**Task:** Locate every line in the data below that contains the string "portion" and copy each of those lines. The match is case-sensitive.

**Record list:**
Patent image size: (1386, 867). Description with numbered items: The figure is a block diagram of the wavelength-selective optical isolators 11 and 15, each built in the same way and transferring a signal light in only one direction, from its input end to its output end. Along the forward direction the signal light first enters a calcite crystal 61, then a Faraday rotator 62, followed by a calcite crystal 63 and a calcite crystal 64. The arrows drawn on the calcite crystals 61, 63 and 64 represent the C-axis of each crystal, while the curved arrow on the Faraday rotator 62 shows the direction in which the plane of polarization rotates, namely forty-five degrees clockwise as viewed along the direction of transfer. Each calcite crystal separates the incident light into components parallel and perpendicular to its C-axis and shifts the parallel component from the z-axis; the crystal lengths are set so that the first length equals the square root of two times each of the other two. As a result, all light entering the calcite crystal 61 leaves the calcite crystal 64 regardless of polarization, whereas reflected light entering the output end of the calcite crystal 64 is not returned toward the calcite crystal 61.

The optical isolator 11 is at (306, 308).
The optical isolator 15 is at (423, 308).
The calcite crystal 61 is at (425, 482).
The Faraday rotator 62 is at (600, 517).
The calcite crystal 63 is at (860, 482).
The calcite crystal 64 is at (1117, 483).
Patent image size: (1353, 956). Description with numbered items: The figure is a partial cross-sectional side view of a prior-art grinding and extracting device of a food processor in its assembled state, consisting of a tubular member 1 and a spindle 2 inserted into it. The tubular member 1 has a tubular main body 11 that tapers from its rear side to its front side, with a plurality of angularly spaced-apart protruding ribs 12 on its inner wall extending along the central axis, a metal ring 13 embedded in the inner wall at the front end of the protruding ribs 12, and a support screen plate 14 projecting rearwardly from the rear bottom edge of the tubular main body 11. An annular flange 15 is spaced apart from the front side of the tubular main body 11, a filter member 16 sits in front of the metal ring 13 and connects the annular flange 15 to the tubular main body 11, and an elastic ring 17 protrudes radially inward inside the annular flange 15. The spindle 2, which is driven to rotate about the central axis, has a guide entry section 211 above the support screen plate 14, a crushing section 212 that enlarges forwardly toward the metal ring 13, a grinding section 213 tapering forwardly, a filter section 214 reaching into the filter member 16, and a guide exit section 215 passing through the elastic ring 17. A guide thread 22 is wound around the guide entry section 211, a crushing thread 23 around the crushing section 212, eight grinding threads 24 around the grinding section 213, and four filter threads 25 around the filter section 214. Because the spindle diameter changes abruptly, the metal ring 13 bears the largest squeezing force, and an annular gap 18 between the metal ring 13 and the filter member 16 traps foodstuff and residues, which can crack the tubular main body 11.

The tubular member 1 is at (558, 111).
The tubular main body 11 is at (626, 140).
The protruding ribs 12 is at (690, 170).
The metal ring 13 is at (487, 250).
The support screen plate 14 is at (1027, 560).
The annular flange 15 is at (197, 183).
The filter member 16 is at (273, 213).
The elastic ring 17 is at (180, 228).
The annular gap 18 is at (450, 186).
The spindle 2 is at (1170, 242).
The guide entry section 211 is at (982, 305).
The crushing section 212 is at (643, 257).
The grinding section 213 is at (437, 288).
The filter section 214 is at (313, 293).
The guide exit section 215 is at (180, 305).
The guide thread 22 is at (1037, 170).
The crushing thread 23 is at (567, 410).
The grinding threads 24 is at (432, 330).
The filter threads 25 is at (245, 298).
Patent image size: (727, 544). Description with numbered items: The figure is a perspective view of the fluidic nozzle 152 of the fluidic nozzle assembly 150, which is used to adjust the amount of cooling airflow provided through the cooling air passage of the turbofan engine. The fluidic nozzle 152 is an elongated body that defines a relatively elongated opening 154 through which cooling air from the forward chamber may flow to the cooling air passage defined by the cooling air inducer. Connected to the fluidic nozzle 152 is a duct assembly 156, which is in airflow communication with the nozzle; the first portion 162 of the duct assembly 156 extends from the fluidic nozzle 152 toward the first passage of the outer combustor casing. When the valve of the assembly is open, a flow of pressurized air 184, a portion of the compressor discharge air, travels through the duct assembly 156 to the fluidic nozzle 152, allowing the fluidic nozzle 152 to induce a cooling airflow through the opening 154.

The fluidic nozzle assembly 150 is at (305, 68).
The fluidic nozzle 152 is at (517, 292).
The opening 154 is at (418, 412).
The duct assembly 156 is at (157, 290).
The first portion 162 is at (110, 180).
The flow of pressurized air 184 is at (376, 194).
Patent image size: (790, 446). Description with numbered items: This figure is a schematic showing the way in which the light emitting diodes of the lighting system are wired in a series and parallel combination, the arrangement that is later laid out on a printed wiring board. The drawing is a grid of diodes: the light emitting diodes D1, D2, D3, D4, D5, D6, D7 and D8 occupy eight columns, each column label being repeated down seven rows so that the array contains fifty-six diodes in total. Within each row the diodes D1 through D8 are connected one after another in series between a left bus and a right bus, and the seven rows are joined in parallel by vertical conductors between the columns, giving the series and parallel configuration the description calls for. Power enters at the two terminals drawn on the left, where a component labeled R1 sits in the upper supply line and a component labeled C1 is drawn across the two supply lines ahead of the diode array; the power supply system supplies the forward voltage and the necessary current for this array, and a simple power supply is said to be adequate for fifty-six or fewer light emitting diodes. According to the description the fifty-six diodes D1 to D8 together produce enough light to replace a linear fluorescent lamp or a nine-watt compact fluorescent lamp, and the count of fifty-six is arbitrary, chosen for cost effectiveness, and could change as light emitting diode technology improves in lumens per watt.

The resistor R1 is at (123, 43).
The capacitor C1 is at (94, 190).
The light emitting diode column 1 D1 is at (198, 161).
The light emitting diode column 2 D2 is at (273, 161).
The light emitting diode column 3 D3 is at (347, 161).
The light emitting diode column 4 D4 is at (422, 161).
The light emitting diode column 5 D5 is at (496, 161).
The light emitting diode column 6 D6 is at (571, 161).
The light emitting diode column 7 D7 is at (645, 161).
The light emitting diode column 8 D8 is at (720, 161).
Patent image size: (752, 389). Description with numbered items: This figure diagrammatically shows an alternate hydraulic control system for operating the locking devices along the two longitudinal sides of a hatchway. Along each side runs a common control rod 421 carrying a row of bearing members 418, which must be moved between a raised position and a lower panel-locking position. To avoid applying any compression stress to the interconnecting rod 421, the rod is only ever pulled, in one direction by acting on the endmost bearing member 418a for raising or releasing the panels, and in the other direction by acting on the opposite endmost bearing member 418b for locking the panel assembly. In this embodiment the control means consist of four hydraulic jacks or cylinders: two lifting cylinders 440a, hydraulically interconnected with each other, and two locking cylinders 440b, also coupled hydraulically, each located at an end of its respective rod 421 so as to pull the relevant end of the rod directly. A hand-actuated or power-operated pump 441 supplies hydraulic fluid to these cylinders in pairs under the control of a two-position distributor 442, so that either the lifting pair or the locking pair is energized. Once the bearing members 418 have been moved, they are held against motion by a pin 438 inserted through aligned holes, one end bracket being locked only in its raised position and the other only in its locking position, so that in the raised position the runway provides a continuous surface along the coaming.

**Output for this exercise:**
Patent image size: (727, 544). Description with numbered items: The figure is a perspective view of the fluidic nozzle 152 of the fluidic nozzle assembly 150, which is used to adjust the amount of cooling airflow provided through the cooling air passage of the turbofan engine. The fluidic nozzle 152 is an elongated body that defines a relatively elongated opening 154 through which cooling air from the forward chamber may flow to the cooling air passage defined by the cooling air inducer. Connected to the fluidic nozzle 152 is a duct assembly 156, which is in airflow communication with the nozzle; the first portion 162 of the duct assembly 156 extends from the fluidic nozzle 152 toward the first passage of the outer combustor casing. When the valve of the assembly is open, a flow of pressurized air 184, a portion of the compressor discharge air, travels through the duct assembly 156 to the fluidic nozzle 152, allowing the fluidic nozzle 152 to induce a cooling airflow through the opening 154.
The first portion 162 is at (110, 180).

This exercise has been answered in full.